- Problem to solve
Restate the entries below word for word, omitting nothing.

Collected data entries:
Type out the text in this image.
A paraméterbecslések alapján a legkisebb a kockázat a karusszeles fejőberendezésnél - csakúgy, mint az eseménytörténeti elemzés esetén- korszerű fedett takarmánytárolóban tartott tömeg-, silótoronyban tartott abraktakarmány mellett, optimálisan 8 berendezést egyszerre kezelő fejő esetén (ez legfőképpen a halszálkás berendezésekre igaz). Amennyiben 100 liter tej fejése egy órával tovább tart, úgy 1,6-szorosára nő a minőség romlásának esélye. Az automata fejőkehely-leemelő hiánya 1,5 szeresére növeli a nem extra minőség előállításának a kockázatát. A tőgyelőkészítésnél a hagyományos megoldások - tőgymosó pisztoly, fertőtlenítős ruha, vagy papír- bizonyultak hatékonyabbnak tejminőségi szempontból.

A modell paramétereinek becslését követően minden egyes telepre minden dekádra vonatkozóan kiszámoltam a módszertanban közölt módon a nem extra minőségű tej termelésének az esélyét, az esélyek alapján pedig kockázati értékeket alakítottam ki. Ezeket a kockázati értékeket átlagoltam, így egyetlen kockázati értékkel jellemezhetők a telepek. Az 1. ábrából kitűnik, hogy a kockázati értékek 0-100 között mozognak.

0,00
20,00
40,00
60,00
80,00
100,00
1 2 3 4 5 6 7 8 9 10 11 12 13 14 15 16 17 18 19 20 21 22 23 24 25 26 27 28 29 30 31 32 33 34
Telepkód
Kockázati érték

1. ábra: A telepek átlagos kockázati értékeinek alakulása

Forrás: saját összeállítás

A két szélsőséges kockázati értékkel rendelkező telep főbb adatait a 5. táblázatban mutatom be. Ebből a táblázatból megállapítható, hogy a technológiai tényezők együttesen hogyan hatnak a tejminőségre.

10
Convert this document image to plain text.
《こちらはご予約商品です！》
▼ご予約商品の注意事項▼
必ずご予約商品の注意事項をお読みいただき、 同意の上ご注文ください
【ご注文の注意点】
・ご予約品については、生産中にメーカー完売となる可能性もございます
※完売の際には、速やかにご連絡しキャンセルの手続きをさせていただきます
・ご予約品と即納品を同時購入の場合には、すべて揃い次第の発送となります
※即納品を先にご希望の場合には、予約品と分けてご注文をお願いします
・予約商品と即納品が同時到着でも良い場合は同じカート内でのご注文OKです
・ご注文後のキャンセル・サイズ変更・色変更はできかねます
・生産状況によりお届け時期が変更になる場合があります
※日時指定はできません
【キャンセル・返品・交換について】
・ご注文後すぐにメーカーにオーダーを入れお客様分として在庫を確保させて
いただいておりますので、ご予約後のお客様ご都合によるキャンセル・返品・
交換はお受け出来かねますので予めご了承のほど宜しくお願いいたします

- Worked solution
Type out the text in this image.
A paraméterbecslések alapján a legkisebb a kockázat a karusszeles fejőberendezésnél - csakúgy, mint az eseménytörténeti elemzés esetén- korszerű fedett takarmánytárolóban tartott tömeg-, silótoronyban tartott abraktakarmány mellett, optimálisan 8 berendezést egyszerre kezelő fejő esetén (ez legfőképpen a halszálkás berendezésekre igaz). Amennyiben 100 liter tej fejése egy órával tovább tart, úgy 1,6-szorosára nő a minőség romlásának esélye. Az automata fejőkehely-leemelő hiánya 1,5 szeresére növeli a nem extra minőség előállításának a kockázatát. A tőgyelőkészítésnél a hagyományos megoldások - tőgymosó pisztoly, fertőtlenítős ruha, vagy papír- bizonyultak hatékonyabbnak tejminőségi szempontból.

A modell paramétereinek becslését követően minden egyes telepre minden dekádra vonatkozóan kiszámoltam a módszertanban közölt módon a nem extra minőségű tej termelésének az esélyét, az esélyek alapján pedig kockázati értékeket alakítottam ki. Ezeket a kockázati értékeket átlagoltam, így egyetlen kockázati értékkel jellemezhetők a telepek. Az 1. ábrából kitűnik, hogy a kockázati értékek 0-100 között mozognak.

0,00
20,00
40,00
60,00
80,00
100,00
1 2 3 4 5 6 7 8 9 10 11 12 13 14 15 16 17 18 19 20 21 22 23 24 25 26 27 28 29 30 31 32 33 34
Telepkód
Kockázati érték

1. ábra: A telepek átlagos kockázati értékeinek alakulása

Forrás: saját összeállítás

A két szélsőséges kockázati értékkel rendelkező telep főbb adatait a 5. táblázatban mutatom be. Ebből a táblázatból megállapítható, hogy a technológiai tényezők együttesen hogyan hatnak a tejminőségre.

10
Convert this document image to plain text.
《こちらはご予約商品です！》
▼ご予約商品の注意事項▼
必ずご予約商品の注意事項をお読みいただき、 同意の上ご注文ください
【ご注文の注意点】
・ご予約品については、生産中にメーカー完売となる可能性もございます
※完売の際には、速やかにご連絡しキャンセルの手続きをさせていただきます
・ご予約品と即納品を同時購入の場合には、すべて揃い次第の発送となります
※即納品を先にご希望の場合には、予約品と分けてご注文をお願いします
・予約商品と即納品が同時到着でも良い場合は同じカート内でのご注文OKです
・ご注文後のキャンセル・サイズ変更・色変更はできかねます
・生産状況によりお届け時期が変更になる場合があります
※日時指定はできません
【キャンセル・返品・交換について】
・ご注文後すぐにメーカーにオーダーを入れお客様分として在庫を確保させて
いただいておりますので、ご予約後のお客様ご都合によるキャンセル・返品・
交換はお受け出来かねますので予めご了承のほど宜しくお願いいたします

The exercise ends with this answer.